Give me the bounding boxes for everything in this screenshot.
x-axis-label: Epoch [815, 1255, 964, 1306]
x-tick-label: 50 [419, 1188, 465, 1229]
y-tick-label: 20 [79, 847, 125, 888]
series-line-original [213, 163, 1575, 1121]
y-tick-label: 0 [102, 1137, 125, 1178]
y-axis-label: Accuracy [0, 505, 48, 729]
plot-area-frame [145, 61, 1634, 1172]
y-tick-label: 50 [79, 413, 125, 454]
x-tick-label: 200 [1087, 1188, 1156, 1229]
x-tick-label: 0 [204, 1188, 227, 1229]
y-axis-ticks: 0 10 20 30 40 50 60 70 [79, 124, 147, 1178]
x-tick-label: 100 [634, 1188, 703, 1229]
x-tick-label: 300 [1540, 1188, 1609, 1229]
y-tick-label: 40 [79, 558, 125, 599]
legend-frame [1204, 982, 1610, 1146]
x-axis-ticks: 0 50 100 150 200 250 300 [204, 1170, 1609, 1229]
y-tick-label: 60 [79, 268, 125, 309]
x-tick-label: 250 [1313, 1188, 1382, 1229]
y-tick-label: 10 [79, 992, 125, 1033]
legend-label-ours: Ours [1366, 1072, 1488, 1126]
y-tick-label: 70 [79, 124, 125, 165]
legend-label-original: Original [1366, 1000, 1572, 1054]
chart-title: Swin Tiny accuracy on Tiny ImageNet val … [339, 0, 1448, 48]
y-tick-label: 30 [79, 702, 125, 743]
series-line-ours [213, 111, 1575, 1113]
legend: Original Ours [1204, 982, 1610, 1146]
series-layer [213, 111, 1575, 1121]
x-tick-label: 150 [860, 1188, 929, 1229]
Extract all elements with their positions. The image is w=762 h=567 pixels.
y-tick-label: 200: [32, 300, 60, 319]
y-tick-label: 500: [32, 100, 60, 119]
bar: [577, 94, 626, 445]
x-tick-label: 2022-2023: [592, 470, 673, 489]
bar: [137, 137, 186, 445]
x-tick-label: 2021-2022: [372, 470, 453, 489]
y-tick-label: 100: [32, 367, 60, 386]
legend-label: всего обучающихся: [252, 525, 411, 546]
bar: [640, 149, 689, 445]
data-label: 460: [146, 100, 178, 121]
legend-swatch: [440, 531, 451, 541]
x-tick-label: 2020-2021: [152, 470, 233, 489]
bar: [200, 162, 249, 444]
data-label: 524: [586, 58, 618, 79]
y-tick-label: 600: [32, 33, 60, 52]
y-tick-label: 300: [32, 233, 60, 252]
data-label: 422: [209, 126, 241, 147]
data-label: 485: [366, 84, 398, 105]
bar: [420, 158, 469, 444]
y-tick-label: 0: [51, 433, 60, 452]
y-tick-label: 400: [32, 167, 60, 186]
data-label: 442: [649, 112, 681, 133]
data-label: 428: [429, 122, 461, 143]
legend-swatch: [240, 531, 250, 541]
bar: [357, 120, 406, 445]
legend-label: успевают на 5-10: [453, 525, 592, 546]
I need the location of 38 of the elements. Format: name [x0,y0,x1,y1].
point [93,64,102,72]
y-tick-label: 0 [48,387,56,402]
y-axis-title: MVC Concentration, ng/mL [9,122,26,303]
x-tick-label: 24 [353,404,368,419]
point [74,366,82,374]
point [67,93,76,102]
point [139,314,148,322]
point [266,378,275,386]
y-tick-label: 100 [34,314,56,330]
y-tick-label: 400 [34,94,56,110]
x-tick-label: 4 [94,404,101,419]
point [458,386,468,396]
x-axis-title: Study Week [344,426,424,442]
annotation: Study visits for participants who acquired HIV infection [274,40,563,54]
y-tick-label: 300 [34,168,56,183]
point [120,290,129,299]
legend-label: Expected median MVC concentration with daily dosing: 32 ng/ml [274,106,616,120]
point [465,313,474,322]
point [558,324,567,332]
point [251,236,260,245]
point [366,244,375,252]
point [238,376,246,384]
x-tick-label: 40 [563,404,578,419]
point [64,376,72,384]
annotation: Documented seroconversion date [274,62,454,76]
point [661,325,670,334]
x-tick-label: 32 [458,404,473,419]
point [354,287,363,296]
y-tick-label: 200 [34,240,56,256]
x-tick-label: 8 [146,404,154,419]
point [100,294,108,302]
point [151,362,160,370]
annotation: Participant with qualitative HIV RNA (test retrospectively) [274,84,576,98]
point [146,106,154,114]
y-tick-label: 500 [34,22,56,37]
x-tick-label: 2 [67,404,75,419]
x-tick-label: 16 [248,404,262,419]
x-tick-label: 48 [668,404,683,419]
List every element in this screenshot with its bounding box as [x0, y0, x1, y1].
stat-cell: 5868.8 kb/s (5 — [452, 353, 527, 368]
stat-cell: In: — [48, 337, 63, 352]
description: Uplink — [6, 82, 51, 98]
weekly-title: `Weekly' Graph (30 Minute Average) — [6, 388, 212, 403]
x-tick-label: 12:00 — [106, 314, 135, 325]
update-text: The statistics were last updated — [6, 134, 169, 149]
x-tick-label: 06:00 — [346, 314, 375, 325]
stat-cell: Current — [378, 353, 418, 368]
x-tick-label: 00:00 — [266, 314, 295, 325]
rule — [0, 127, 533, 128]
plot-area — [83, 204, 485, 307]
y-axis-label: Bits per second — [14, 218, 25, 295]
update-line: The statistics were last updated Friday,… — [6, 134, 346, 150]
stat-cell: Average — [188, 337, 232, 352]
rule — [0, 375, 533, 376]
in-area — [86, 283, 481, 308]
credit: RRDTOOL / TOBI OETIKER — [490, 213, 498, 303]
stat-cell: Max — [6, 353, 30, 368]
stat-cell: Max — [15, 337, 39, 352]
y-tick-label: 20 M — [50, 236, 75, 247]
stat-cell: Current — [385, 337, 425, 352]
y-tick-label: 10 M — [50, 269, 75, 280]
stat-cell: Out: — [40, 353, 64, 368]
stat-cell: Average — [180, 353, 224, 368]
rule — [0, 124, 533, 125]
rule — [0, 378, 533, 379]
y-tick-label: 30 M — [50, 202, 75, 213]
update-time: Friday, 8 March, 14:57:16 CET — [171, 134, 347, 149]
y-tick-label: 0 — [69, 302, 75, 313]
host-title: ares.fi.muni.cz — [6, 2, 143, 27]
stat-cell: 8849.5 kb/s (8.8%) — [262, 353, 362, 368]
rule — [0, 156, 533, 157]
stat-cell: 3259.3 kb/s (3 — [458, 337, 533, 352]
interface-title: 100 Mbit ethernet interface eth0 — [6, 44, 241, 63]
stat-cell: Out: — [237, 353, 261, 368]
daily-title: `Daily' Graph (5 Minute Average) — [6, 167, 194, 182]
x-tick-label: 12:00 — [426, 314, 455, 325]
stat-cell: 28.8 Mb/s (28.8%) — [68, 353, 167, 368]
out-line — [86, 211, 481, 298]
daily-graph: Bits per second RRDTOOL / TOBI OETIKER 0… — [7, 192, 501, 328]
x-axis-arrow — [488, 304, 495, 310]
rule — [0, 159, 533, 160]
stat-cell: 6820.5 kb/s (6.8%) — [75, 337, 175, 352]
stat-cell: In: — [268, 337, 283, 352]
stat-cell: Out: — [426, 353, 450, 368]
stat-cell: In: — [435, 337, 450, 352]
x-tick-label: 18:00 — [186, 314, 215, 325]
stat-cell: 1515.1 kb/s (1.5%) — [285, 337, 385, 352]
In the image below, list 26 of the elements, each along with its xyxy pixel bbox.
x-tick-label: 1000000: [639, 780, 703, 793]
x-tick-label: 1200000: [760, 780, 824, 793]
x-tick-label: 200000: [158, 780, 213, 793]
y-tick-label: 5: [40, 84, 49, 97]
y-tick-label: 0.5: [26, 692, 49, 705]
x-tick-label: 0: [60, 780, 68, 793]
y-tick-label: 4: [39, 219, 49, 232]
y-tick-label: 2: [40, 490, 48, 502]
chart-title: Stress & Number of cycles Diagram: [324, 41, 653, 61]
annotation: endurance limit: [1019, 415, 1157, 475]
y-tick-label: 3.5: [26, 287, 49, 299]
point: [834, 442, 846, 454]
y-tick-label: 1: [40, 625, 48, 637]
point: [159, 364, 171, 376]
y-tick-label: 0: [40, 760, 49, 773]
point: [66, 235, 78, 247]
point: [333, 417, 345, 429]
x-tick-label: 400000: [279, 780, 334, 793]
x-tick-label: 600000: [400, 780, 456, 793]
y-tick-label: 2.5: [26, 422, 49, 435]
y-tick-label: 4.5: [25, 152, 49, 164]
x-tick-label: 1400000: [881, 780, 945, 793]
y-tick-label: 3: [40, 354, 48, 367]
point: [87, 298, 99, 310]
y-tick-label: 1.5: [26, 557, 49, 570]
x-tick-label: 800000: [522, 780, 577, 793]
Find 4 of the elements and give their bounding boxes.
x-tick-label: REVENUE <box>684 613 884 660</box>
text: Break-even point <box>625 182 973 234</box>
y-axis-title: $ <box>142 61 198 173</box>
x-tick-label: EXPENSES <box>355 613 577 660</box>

Required work = Turn everything from the start of the records through the line with "x-tick-label: 150 [860, 1188, 929, 1229]" into a Markdown table with the columns Row and Line. Number each line in order and leave out any blank lines.

Exercise response =
| Row | Line |
|---|---|
| 1 | Give me the bounding boxes for everything in this screenshot. |
| 2 | x-axis-label: Epoch [815, 1255, 964, 1306] |
| 3 | x-tick-label: 50 [419, 1188, 465, 1229] |
| 4 | y-tick-label: 20 [79, 847, 125, 888] |
| 5 | series-line-original [213, 163, 1575, 1121] |
| 6 | y-tick-label: 0 [102, 1137, 125, 1178] |
| 7 | y-axis-label: Accuracy [0, 505, 48, 729] |
| 8 | plot-area-frame [145, 61, 1634, 1172] |
| 9 | y-tick-label: 50 [79, 413, 125, 454] |
| 10 | x-tick-label: 200 [1087, 1188, 1156, 1229] |
| 11 | x-tick-label: 0 [204, 1188, 227, 1229] |
| 12 | y-axis-ticks: 0 10 20 30 40 50 60 70 [79, 124, 147, 1178] |
| 13 | x-tick-label: 100 [634, 1188, 703, 1229] |
| 14 | x-tick-label: 300 [1540, 1188, 1609, 1229] |
| 15 | y-tick-label: 40 [79, 558, 125, 599] |
| 16 | legend-frame [1204, 982, 1610, 1146] |
| 17 | x-axis-ticks: 0 50 100 150 200 250 300 [204, 1170, 1609, 1229] |
| 18 | y-tick-label: 60 [79, 268, 125, 309] |
| 19 | x-tick-label: 250 [1313, 1188, 1382, 1229] |
| 20 | y-tick-label: 10 [79, 992, 125, 1033] |
| 21 | legend-label-ours: Ours [1366, 1072, 1488, 1126] |
| 22 | y-tick-label: 70 [79, 124, 125, 165] |
| 23 | legend-label-original: Original [1366, 1000, 1572, 1054] |
| 24 | chart-title: Swin Tiny accuracy on Tiny ImageNet val … [339, 0, 1448, 48] |
| 25 | y-tick-label: 30 [79, 702, 125, 743] |
| 26 | series-line-ours [213, 111, 1575, 1113] |
| 27 | legend: Original Ours [1204, 982, 1610, 1146] |
| 28 | series-layer [213, 111, 1575, 1121] |
| 29 | x-tick-label: 150 [860, 1188, 929, 1229] |